Task directions :: Print out every record exactly as it appears.

Data shown ::
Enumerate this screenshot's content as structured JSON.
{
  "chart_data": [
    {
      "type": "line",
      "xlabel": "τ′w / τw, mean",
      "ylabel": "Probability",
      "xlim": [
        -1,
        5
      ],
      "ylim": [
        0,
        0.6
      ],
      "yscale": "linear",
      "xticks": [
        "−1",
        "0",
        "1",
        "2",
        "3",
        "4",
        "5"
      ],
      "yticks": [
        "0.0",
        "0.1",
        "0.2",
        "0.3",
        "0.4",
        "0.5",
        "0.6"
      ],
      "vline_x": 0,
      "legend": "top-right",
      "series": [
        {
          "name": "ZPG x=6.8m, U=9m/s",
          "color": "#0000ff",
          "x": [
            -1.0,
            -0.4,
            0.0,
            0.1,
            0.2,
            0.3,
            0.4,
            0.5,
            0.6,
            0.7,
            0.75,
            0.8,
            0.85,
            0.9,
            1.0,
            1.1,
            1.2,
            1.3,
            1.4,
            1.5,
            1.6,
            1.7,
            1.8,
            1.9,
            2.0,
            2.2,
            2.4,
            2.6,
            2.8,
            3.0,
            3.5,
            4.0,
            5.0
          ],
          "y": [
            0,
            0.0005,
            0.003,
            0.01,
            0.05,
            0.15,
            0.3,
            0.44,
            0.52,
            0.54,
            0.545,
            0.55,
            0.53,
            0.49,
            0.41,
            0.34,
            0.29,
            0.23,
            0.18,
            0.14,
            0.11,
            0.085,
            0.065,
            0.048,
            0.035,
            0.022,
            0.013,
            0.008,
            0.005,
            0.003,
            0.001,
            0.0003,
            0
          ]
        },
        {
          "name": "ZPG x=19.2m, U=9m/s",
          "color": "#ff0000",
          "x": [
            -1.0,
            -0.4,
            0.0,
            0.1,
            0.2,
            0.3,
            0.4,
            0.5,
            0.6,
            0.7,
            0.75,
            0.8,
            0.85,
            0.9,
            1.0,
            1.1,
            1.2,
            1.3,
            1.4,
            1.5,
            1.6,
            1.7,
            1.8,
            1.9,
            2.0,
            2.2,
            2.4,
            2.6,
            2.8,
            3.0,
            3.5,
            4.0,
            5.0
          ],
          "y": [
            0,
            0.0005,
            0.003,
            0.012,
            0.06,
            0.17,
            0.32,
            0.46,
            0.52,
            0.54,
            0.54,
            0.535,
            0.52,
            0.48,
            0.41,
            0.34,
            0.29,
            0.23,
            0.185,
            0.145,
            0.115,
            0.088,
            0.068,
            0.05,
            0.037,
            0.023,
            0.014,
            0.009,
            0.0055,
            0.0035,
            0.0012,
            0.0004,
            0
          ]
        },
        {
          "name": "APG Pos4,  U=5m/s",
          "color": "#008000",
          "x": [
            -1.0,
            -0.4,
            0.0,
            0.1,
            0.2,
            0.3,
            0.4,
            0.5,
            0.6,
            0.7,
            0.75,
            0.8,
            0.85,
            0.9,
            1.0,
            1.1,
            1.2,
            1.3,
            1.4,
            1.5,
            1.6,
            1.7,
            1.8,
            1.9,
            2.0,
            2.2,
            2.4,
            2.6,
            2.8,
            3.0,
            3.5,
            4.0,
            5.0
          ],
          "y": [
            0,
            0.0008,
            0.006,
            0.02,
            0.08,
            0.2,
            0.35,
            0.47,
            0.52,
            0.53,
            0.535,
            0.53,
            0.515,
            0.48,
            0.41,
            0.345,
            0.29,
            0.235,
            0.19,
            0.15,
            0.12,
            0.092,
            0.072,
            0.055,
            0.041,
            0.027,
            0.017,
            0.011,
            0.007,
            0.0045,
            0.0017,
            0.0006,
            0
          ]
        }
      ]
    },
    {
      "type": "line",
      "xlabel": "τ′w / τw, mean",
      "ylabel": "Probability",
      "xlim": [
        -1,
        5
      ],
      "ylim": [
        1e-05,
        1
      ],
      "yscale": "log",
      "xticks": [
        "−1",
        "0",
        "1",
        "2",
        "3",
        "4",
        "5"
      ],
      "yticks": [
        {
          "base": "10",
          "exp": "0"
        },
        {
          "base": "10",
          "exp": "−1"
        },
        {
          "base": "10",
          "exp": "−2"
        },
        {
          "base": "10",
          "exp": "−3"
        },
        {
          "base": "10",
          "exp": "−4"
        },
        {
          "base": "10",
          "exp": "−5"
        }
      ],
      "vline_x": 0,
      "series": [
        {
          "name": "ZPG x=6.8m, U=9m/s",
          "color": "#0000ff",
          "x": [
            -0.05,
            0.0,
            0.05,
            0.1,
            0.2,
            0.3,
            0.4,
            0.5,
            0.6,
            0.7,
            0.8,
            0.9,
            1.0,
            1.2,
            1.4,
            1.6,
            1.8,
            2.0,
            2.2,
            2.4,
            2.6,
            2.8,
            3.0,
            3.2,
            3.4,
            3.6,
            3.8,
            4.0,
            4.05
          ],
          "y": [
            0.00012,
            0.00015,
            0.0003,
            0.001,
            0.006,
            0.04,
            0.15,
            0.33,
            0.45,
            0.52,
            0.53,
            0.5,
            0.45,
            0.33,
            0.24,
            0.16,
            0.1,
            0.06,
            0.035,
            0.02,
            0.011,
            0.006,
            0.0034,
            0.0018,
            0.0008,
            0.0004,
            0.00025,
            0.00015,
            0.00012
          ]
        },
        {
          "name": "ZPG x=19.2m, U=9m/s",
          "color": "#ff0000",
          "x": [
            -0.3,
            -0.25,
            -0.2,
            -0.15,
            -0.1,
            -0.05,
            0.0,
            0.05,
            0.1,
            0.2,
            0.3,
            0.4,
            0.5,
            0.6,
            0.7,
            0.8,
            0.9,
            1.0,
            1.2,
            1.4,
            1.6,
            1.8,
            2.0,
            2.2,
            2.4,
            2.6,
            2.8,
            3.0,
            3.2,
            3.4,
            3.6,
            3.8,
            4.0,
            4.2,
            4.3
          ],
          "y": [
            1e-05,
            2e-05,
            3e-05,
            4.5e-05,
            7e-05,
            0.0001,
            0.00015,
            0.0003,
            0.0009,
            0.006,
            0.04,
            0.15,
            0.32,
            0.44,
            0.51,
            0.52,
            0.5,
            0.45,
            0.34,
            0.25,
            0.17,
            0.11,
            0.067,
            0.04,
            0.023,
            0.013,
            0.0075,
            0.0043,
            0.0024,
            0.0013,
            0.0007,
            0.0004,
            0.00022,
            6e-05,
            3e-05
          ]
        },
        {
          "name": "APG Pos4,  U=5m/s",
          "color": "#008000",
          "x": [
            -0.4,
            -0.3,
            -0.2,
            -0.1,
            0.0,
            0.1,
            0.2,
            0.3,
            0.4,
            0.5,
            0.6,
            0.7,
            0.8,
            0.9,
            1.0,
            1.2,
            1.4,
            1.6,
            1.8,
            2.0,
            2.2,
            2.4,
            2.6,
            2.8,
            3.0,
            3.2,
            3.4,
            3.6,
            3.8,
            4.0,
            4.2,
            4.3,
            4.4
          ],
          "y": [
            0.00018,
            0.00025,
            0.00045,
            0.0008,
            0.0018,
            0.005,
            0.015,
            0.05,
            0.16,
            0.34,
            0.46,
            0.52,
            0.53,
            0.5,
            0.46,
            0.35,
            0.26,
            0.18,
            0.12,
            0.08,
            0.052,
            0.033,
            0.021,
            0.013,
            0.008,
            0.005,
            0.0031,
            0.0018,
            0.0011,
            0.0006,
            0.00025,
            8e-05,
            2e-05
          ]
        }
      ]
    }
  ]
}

Finished task ::
Enumerate this screenshot's content as structured JSON.
{
  "chart_data": [
    {
      "type": "line",
      "xlabel": "τ′w / τw, mean",
      "ylabel": "Probability",
      "xlim": [
        -1,
        5
      ],
      "ylim": [
        0,
        0.6
      ],
      "yscale": "linear",
      "xticks": [
        "−1",
        "0",
        "1",
        "2",
        "3",
        "4",
        "5"
      ],
      "yticks": [
        "0.0",
        "0.1",
        "0.2",
        "0.3",
        "0.4",
        "0.5",
        "0.6"
      ],
      "vline_x": 0,
      "legend": "top-right",
      "series": [
        {
          "name": "ZPG x=6.8m, U=9m/s",
          "color": "#0000ff",
          "x": [
            -1.0,
            -0.4,
            0.0,
            0.1,
            0.2,
            0.3,
            0.4,
            0.5,
            0.6,
            0.7,
            0.75,
            0.8,
            0.85,
            0.9,
            1.0,
            1.1,
            1.2,
            1.3,
            1.4,
            1.5,
            1.6,
            1.7,
            1.8,
            1.9,
            2.0,
            2.2,
            2.4,
            2.6,
            2.8,
            3.0,
            3.5,
            4.0,
            5.0
          ],
          "y": [
            0,
            0.0005,
            0.003,
            0.01,
            0.05,
            0.15,
            0.3,
            0.44,
            0.52,
            0.54,
            0.545,
            0.55,
            0.53,
            0.49,
            0.41,
            0.34,
            0.29,
            0.23,
            0.18,
            0.14,
            0.11,
            0.085,
            0.065,
            0.048,
            0.035,
            0.022,
            0.013,
            0.008,
            0.005,
            0.003,
            0.001,
            0.0003,
            0
          ]
        },
        {
          "name": "ZPG x=19.2m, U=9m/s",
          "color": "#ff0000",
          "x": [
            -1.0,
            -0.4,
            0.0,
            0.1,
            0.2,
            0.3,
            0.4,
            0.5,
            0.6,
            0.7,
            0.75,
            0.8,
            0.85,
            0.9,
            1.0,
            1.1,
            1.2,
            1.3,
            1.4,
            1.5,
            1.6,
            1.7,
            1.8,
            1.9,
            2.0,
            2.2,
            2.4,
            2.6,
            2.8,
            3.0,
            3.5,
            4.0,
            5.0
          ],
          "y": [
            0,
            0.0005,
            0.003,
            0.012,
            0.06,
            0.17,
            0.32,
            0.46,
            0.52,
            0.54,
            0.54,
            0.535,
            0.52,
            0.48,
            0.41,
            0.34,
            0.29,
            0.23,
            0.185,
            0.145,
            0.115,
            0.088,
            0.068,
            0.05,
            0.037,
            0.023,
            0.014,
            0.009,
            0.0055,
            0.0035,
            0.0012,
            0.0004,
            0
          ]
        },
        {
          "name": "APG Pos4,  U=5m/s",
          "color": "#008000",
          "x": [
            -1.0,
            -0.4,
            0.0,
            0.1,
            0.2,
            0.3,
            0.4,
            0.5,
            0.6,
            0.7,
            0.75,
            0.8,
            0.85,
            0.9,
            1.0,
            1.1,
            1.2,
            1.3,
            1.4,
            1.5,
            1.6,
            1.7,
            1.8,
            1.9,
            2.0,
            2.2,
            2.4,
            2.6,
            2.8,
            3.0,
            3.5,
            4.0,
            5.0
          ],
          "y": [
            0,
            0.0008,
            0.006,
            0.02,
            0.08,
            0.2,
            0.35,
            0.47,
            0.52,
            0.53,
            0.535,
            0.53,
            0.515,
            0.48,
            0.41,
            0.345,
            0.29,
            0.235,
            0.19,
            0.15,
            0.12,
            0.092,
            0.072,
            0.055,
            0.041,
            0.027,
            0.017,
            0.011,
            0.007,
            0.0045,
            0.0017,
            0.0006,
            0
          ]
        }
      ]
    },
    {
      "type": "line",
      "xlabel": "τ′w / τw, mean",
      "ylabel": "Probability",
      "xlim": [
        -1,
        5
      ],
      "ylim": [
        1e-05,
        1
      ],
      "yscale": "log",
      "xticks": [
        "−1",
        "0",
        "1",
        "2",
        "3",
        "4",
        "5"
      ],
      "yticks": [
        {
          "base": "10",
          "exp": "0"
        },
        {
          "base": "10",
          "exp": "−1"
        },
        {
          "base": "10",
          "exp": "−2"
        },
        {
          "base": "10",
          "exp": "−3"
        },
        {
          "base": "10",
          "exp": "−4"
        },
        {
          "base": "10",
          "exp": "−5"
        }
      ],
      "vline_x": 0,
      "series": [
        {
          "name": "ZPG x=6.8m, U=9m/s",
          "color": "#0000ff",
          "x": [
            -0.05,
            0.0,
            0.05,
            0.1,
            0.2,
            0.3,
            0.4,
            0.5,
            0.6,
            0.7,
            0.8,
            0.9,
            1.0,
            1.2,
            1.4,
            1.6,
            1.8,
            2.0,
            2.2,
            2.4,
            2.6,
            2.8,
            3.0,
            3.2,
            3.4,
            3.6,
            3.8,
            4.0,
            4.05
          ],
          "y": [
            0.00012,
            0.00015,
            0.0003,
            0.001,
            0.006,
            0.04,
            0.15,
            0.33,
            0.45,
            0.52,
            0.53,
            0.5,
            0.45,
            0.33,
            0.24,
            0.16,
            0.1,
            0.06,
            0.035,
            0.02,
            0.011,
            0.006,
            0.0034,
            0.0018,
            0.0008,
            0.0004,
            0.00025,
            0.00015,
            0.00012
          ]
        },
        {
          "name": "ZPG x=19.2m, U=9m/s",
          "color": "#ff0000",
          "x": [
            -0.3,
            -0.25,
            -0.2,
            -0.15,
            -0.1,
            -0.05,
            0.0,
            0.05,
            0.1,
            0.2,
            0.3,
            0.4,
            0.5,
            0.6,
            0.7,
            0.8,
            0.9,
            1.0,
            1.2,
            1.4,
            1.6,
            1.8,
            2.0,
            2.2,
            2.4,
            2.6,
            2.8,
            3.0,
            3.2,
            3.4,
            3.6,
            3.8,
            4.0,
            4.2,
            4.3
          ],
          "y": [
            1e-05,
            2e-05,
            3e-05,
            4.5e-05,
            7e-05,
            0.0001,
            0.00015,
            0.0003,
            0.0009,
            0.006,
            0.04,
            0.15,
            0.32,
            0.44,
            0.51,
            0.52,
            0.5,
            0.45,
            0.34,
            0.25,
            0.17,
            0.11,
            0.067,
            0.04,
            0.023,
            0.013,
            0.0075,
            0.0043,
            0.0024,
            0.0013,
            0.0007,
            0.0004,
            0.00022,
            6e-05,
            3e-05
          ]
        },
        {
          "name": "APG Pos4,  U=5m/s",
          "color": "#008000",
          "x": [
            -0.4,
            -0.3,
            -0.2,
            -0.1,
            0.0,
            0.1,
            0.2,
            0.3,
            0.4,
            0.5,
            0.6,
            0.7,
            0.8,
            0.9,
            1.0,
            1.2,
            1.4,
            1.6,
            1.8,
            2.0,
            2.2,
            2.4,
            2.6,
            2.8,
            3.0,
            3.2,
            3.4,
            3.6,
            3.8,
            4.0,
            4.2,
            4.3,
            4.4
          ],
          "y": [
            0.00018,
            0.00025,
            0.00045,
            0.0008,
            0.0018,
            0.005,
            0.015,
            0.05,
            0.16,
            0.34,
            0.46,
            0.52,
            0.53,
            0.5,
            0.46,
            0.35,
            0.26,
            0.18,
            0.12,
            0.08,
            0.052,
            0.033,
            0.021,
            0.013,
            0.008,
            0.005,
            0.0031,
            0.0018,
            0.0011,
            0.0006,
            0.00025,
            8e-05,
            2e-05
          ]
        }
      ]
    }
  ]
}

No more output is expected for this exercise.